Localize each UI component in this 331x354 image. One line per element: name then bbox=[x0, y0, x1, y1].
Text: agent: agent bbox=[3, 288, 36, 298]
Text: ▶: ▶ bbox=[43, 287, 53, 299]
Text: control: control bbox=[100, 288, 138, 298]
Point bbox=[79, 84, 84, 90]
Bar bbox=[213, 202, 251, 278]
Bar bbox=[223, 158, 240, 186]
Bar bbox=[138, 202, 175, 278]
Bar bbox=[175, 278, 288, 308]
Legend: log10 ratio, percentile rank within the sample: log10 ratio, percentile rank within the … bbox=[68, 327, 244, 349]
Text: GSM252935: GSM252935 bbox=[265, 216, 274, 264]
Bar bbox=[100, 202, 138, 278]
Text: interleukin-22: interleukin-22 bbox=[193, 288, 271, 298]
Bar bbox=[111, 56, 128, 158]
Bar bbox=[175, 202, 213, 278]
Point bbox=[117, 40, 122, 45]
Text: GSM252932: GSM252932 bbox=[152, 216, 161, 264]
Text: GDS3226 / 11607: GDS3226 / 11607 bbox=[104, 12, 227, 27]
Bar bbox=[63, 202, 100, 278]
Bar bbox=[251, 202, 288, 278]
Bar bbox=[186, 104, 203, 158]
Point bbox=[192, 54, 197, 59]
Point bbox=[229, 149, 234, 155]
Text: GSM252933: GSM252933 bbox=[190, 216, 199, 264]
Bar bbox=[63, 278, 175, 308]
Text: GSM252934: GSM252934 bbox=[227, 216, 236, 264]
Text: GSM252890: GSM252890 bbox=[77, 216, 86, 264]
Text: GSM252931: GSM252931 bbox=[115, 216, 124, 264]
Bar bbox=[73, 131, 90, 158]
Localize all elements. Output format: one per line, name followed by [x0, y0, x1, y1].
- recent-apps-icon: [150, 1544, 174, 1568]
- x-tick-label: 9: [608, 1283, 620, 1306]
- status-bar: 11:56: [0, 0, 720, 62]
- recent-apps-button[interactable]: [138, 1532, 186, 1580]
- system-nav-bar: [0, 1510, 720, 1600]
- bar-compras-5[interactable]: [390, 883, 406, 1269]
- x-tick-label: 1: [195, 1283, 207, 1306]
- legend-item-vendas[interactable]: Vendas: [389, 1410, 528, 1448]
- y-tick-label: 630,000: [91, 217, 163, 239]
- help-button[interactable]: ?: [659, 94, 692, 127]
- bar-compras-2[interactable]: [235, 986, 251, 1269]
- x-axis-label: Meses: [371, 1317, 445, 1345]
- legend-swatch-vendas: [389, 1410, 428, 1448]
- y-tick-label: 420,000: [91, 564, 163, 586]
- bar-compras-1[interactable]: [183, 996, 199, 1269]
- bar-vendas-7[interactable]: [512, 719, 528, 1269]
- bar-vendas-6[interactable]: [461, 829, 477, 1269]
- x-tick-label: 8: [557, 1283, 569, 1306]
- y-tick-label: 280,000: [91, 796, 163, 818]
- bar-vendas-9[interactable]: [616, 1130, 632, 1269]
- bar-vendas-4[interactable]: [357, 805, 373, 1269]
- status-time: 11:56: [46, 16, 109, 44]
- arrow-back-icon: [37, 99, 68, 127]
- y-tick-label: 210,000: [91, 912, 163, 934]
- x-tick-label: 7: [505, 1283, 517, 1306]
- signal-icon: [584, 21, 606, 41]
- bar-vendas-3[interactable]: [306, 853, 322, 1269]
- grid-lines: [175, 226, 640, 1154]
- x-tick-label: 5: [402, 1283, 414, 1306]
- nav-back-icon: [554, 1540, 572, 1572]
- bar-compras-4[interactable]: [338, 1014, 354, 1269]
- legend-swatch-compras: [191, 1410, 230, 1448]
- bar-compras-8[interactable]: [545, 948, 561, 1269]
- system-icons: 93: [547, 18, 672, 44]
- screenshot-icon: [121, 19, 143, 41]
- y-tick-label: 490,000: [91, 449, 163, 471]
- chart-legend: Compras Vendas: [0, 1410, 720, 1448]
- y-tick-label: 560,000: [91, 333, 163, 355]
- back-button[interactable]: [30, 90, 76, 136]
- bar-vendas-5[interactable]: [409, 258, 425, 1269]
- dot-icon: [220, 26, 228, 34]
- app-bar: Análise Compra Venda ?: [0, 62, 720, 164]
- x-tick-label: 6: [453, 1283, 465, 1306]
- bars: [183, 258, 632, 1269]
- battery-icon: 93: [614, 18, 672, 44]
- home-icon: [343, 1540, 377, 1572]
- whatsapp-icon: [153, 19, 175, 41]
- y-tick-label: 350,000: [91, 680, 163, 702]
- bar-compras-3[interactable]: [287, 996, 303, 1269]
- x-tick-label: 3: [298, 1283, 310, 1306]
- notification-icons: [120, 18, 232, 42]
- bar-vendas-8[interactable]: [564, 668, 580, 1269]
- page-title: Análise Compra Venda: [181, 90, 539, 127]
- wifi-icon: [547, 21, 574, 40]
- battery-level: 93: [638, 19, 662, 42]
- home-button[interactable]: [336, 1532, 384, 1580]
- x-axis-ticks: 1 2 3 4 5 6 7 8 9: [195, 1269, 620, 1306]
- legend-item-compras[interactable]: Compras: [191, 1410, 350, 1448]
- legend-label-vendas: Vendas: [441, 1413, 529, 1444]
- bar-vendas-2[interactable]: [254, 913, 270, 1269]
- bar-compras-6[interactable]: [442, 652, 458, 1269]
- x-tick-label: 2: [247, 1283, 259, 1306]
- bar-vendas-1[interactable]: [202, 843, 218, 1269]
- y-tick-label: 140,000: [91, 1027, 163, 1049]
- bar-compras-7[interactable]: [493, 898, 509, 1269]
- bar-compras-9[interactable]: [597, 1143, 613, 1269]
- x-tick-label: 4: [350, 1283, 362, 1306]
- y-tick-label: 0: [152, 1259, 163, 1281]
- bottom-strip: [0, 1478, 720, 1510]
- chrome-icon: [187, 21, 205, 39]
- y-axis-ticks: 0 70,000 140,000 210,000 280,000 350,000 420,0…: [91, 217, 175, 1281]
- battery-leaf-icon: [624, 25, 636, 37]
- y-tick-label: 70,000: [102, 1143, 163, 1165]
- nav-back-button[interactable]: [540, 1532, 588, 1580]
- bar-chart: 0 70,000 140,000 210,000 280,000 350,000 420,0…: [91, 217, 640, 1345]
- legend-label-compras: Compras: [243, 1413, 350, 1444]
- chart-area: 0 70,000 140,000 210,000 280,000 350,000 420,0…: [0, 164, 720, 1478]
- - - -
● **Direction**
Format the items as a Markdown table with the columns Row and Line, from the first line up to and including the line with "Text: GSM252935: GSM252935". Put a row number under Row and the line under Line, and leave out blank lines.

● **Solved problem**
| Row | Line |
|---|---|
| 1 | Localize each UI component in this 331x354 image. One line per element: name then bbox=[x0, y0, x1, y1]. |
| 2 | Text: agent: agent bbox=[3, 288, 36, 298] |
| 3 | Text: ▶: ▶ bbox=[43, 287, 53, 299] |
| 4 | Text: control: control bbox=[100, 288, 138, 298] |
| 5 | Point bbox=[79, 84, 84, 90] |
| 6 | Bar bbox=[213, 202, 251, 278] |
| 7 | Bar bbox=[223, 158, 240, 186] |
| 8 | Bar bbox=[138, 202, 175, 278] |
| 9 | Bar bbox=[175, 278, 288, 308] |
| 10 | Legend: log10 ratio, percentile rank within the sample: log10 ratio, percentile rank within the … bbox=[68, 327, 244, 349] |
| 11 | Text: GSM252935: GSM252935 bbox=[265, 216, 274, 264] |